What is expected - Every line of the records must be repeated exactly; pictures stay out.

Material to process -
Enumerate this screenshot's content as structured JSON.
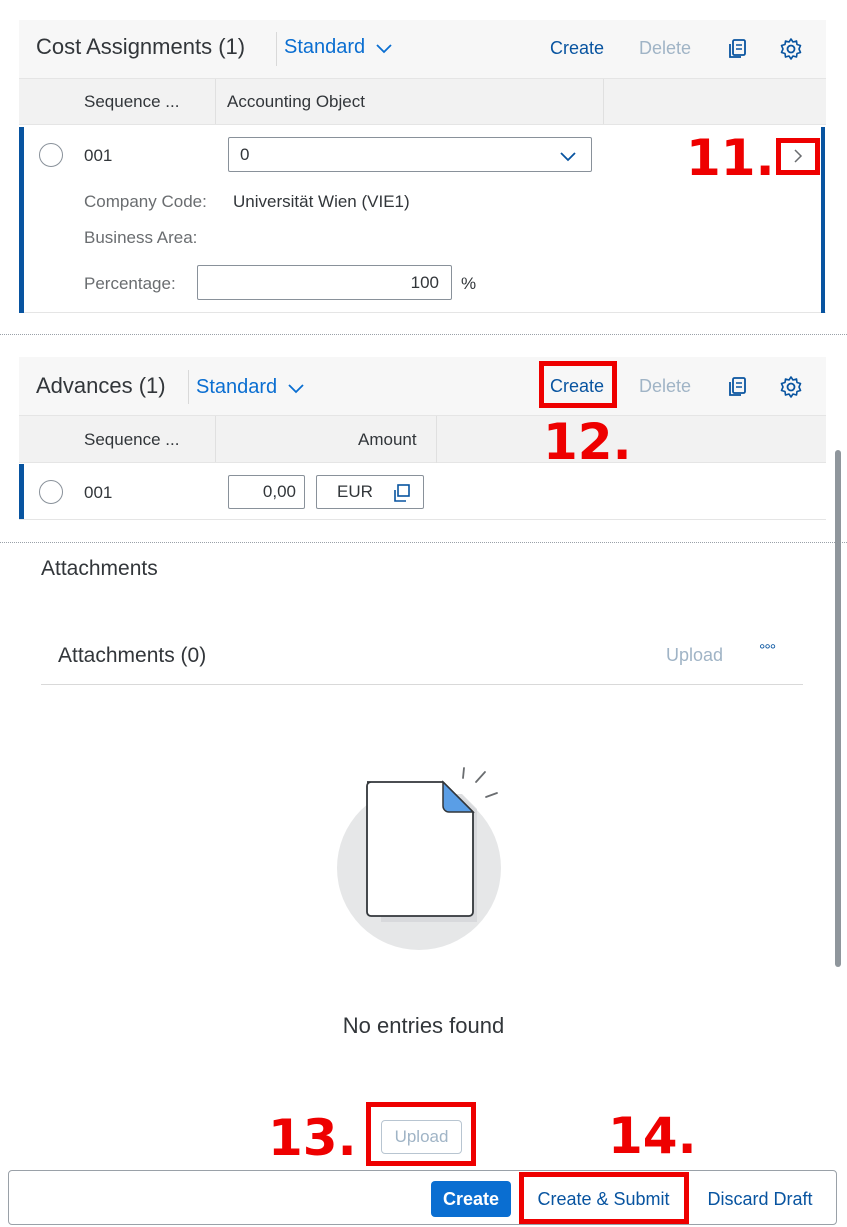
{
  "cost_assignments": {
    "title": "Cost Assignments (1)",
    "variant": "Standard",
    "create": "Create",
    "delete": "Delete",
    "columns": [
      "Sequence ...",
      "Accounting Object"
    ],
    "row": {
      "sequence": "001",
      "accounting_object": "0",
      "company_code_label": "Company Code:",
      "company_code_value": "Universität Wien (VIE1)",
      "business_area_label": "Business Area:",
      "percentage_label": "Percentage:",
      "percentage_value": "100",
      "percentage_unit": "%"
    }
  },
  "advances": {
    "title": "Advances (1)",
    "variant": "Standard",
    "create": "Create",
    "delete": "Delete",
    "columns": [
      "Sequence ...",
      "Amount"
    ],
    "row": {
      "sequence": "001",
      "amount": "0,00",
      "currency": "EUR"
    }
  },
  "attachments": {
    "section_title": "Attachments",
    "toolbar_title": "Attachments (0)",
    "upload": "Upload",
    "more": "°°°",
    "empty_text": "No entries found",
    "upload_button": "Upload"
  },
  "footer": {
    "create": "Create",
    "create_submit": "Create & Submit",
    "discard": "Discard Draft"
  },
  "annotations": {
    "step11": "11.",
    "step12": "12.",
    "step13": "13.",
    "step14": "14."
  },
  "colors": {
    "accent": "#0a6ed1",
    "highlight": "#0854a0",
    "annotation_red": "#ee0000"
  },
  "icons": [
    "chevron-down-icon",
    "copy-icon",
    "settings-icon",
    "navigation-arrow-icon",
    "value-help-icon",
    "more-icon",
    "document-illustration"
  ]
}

Correct answer -
Enumerate this screenshot's content as structured JSON.
{
  "cost_assignments": {
    "title": "Cost Assignments (1)",
    "variant": "Standard",
    "create": "Create",
    "delete": "Delete",
    "columns": [
      "Sequence ...",
      "Accounting Object"
    ],
    "row": {
      "sequence": "001",
      "accounting_object": "0",
      "company_code_label": "Company Code:",
      "company_code_value": "Universität Wien (VIE1)",
      "business_area_label": "Business Area:",
      "percentage_label": "Percentage:",
      "percentage_value": "100",
      "percentage_unit": "%"
    }
  },
  "advances": {
    "title": "Advances (1)",
    "variant": "Standard",
    "create": "Create",
    "delete": "Delete",
    "columns": [
      "Sequence ...",
      "Amount"
    ],
    "row": {
      "sequence": "001",
      "amount": "0,00",
      "currency": "EUR"
    }
  },
  "attachments": {
    "section_title": "Attachments",
    "toolbar_title": "Attachments (0)",
    "upload": "Upload",
    "more": "°°°",
    "empty_text": "No entries found",
    "upload_button": "Upload"
  },
  "footer": {
    "create": "Create",
    "create_submit": "Create & Submit",
    "discard": "Discard Draft"
  },
  "annotations": {
    "step11": "11.",
    "step12": "12.",
    "step13": "13.",
    "step14": "14."
  },
  "colors": {
    "accent": "#0a6ed1",
    "highlight": "#0854a0",
    "annotation_red": "#ee0000"
  },
  "icons": [
    "chevron-down-icon",
    "copy-icon",
    "settings-icon",
    "navigation-arrow-icon",
    "value-help-icon",
    "more-icon",
    "document-illustration"
  ]
}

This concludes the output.